[Dataset rows about figures]

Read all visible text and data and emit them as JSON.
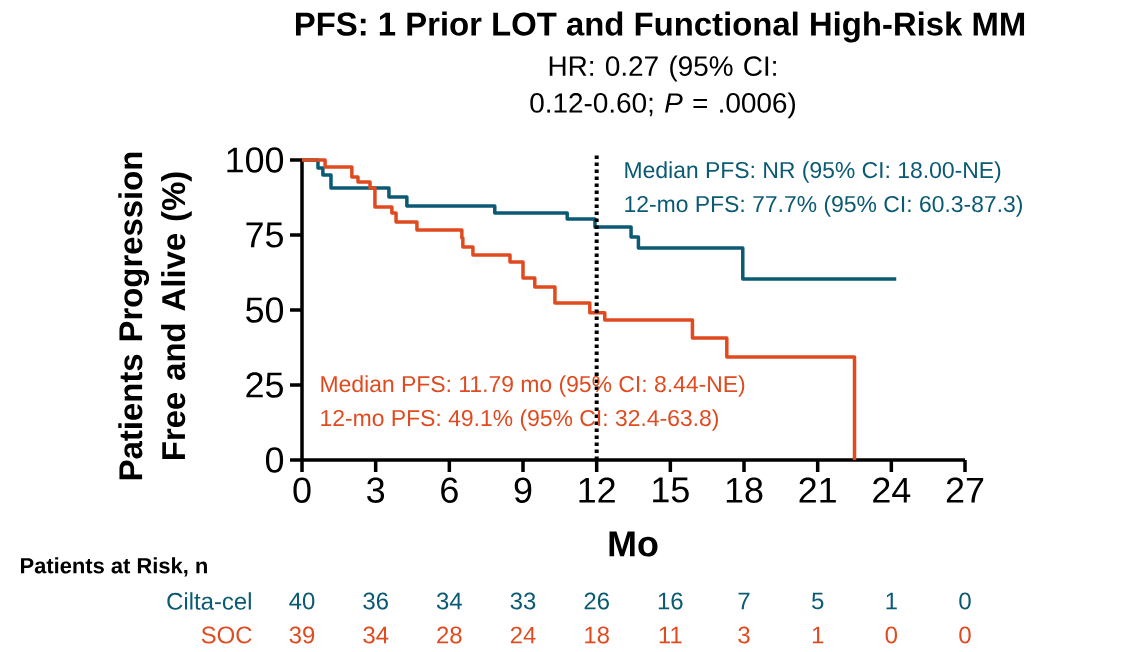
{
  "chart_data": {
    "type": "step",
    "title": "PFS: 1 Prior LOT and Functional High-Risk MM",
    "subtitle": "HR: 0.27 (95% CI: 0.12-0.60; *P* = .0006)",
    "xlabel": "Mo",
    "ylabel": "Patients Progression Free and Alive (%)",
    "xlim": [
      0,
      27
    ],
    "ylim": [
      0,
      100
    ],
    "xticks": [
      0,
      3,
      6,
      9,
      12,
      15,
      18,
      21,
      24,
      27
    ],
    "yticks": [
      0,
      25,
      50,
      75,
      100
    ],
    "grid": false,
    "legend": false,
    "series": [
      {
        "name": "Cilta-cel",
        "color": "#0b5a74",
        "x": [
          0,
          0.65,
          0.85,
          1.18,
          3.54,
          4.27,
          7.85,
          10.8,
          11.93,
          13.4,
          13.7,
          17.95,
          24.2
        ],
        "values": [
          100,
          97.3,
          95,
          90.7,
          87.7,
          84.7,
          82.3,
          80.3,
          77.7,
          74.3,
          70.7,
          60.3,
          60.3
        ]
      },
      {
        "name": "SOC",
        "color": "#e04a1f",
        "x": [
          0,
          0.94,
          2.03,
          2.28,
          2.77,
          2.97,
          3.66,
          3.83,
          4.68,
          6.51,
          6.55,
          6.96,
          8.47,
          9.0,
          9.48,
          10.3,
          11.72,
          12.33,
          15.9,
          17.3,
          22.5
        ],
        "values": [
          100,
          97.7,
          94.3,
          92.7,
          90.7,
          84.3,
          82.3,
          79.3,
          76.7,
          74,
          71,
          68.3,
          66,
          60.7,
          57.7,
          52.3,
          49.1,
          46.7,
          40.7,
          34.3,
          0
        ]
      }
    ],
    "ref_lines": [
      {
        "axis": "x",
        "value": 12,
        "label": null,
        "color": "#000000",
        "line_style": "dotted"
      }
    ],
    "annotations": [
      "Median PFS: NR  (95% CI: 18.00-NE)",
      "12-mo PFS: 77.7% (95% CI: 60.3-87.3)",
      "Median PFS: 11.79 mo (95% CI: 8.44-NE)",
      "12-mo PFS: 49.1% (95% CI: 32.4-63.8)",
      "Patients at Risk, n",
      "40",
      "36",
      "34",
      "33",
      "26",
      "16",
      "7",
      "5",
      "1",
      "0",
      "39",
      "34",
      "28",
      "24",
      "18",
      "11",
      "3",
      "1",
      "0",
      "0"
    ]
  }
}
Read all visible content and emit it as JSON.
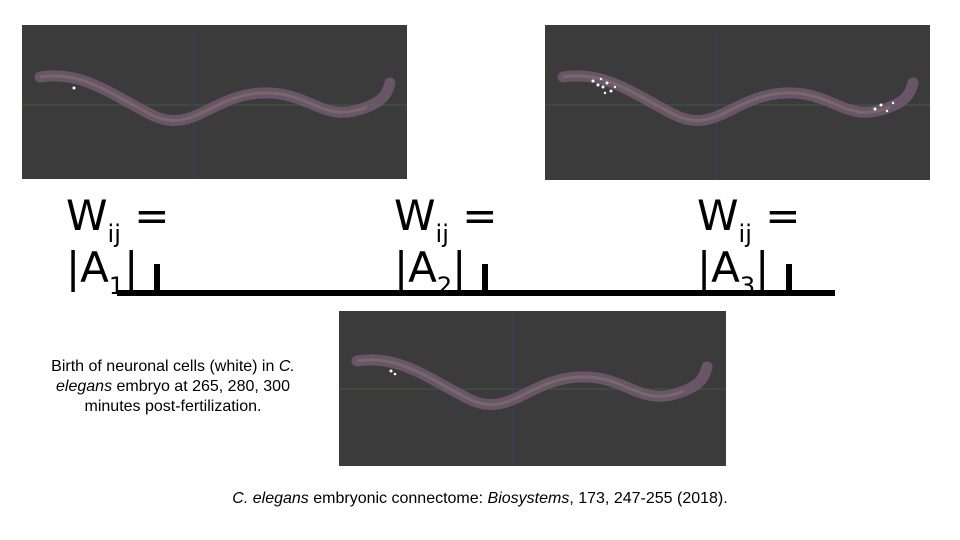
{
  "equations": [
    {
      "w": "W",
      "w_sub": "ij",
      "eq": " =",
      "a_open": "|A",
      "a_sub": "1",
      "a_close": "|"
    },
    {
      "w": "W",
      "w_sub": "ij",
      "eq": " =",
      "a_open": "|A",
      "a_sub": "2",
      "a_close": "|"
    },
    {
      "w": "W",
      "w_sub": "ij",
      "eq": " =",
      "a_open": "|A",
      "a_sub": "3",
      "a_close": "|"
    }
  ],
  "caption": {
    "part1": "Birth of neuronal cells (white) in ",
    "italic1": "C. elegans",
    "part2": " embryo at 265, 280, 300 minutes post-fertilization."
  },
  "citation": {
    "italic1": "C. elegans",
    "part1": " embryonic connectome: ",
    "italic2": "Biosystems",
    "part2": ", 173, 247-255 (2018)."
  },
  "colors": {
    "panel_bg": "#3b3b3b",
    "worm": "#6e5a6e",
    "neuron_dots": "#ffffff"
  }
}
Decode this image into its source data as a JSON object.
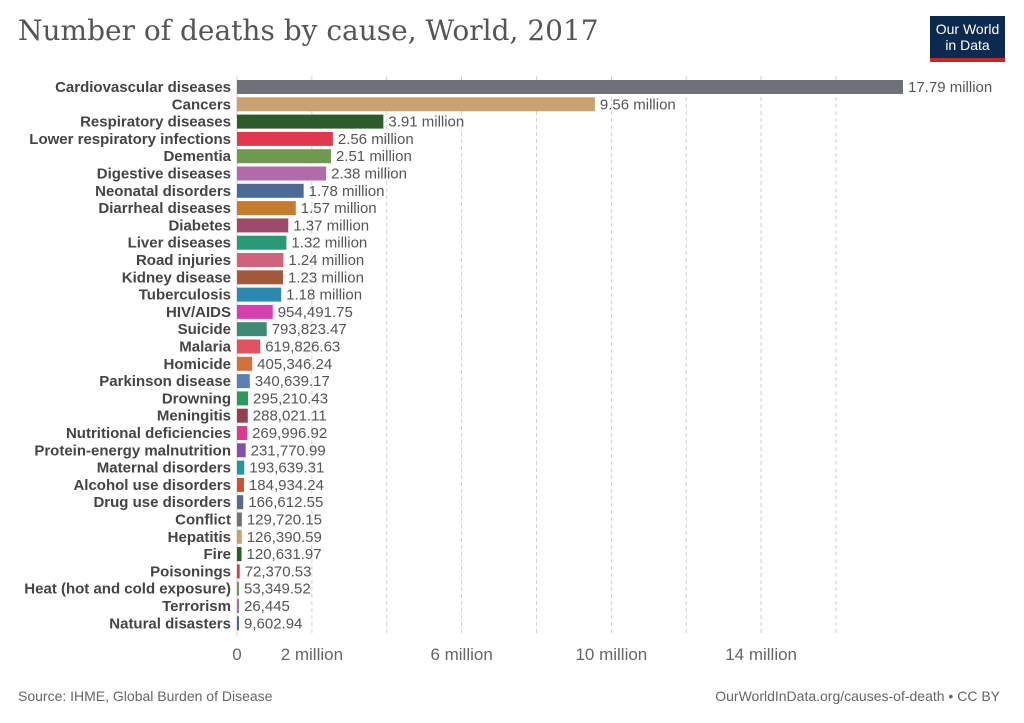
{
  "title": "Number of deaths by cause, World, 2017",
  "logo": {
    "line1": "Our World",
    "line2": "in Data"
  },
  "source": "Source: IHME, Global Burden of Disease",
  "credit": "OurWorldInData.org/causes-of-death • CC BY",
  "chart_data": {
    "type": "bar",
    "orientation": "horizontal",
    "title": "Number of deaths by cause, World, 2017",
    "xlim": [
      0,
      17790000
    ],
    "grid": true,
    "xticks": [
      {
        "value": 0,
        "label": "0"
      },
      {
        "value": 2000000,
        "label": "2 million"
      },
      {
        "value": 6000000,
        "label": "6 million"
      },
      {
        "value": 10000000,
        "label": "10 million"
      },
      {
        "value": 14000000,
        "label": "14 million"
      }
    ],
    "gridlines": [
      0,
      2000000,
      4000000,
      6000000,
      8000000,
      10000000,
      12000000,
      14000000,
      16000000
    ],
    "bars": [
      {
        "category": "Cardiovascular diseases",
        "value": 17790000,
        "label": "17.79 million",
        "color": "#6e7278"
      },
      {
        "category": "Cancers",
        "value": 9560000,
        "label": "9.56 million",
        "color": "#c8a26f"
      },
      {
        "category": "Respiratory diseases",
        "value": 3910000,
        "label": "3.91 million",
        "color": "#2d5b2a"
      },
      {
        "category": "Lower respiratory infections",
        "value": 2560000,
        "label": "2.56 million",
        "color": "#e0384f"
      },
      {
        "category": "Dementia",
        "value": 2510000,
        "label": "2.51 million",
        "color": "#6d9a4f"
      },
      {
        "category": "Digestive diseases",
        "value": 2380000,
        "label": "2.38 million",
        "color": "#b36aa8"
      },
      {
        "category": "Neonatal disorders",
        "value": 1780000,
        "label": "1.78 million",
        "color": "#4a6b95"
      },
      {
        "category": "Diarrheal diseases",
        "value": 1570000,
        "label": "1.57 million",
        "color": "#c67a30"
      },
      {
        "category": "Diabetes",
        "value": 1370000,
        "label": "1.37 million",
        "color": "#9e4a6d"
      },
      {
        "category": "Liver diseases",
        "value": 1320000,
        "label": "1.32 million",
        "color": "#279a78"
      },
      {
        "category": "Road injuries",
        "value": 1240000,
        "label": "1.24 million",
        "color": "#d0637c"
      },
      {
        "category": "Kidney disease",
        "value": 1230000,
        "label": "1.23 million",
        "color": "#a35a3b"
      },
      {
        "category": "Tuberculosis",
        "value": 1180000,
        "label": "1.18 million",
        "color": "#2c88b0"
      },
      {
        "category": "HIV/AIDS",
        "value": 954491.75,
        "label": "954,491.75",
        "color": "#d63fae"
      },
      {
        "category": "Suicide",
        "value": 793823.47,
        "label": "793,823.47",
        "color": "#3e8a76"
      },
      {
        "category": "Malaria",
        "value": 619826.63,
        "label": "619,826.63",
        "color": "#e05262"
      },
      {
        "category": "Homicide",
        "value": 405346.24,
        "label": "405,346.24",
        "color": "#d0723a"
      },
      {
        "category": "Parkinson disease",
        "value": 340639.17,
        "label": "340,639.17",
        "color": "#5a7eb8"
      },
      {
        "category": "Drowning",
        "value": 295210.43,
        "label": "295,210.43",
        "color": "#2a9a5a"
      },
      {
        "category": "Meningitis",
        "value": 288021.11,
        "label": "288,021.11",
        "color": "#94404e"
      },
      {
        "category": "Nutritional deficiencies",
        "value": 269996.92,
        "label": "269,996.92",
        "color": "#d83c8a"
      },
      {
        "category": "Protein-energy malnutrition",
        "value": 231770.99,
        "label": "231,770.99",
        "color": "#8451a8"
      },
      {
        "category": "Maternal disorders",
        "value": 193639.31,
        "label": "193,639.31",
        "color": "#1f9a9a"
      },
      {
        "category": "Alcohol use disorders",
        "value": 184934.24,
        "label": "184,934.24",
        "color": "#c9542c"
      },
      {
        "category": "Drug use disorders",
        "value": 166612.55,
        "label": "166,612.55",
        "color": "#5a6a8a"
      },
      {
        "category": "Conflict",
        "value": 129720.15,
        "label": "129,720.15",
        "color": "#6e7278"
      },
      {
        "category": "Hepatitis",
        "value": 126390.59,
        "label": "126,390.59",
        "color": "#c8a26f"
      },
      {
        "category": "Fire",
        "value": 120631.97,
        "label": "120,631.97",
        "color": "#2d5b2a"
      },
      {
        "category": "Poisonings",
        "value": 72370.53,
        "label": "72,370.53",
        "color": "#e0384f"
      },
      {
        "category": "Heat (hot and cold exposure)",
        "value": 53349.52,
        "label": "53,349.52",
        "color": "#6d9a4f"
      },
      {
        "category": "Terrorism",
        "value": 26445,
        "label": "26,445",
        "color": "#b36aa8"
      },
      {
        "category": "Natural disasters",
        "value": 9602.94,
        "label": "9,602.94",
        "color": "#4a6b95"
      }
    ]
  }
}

EXERCISE REQUIREMENTS: For every line in the data above that holds "Number", return the line itself.

EXERCISE SOLUTION:
  "title": "Number of deaths by cause, World, 2017",
    "title": "Number of deaths by cause, World, 2017",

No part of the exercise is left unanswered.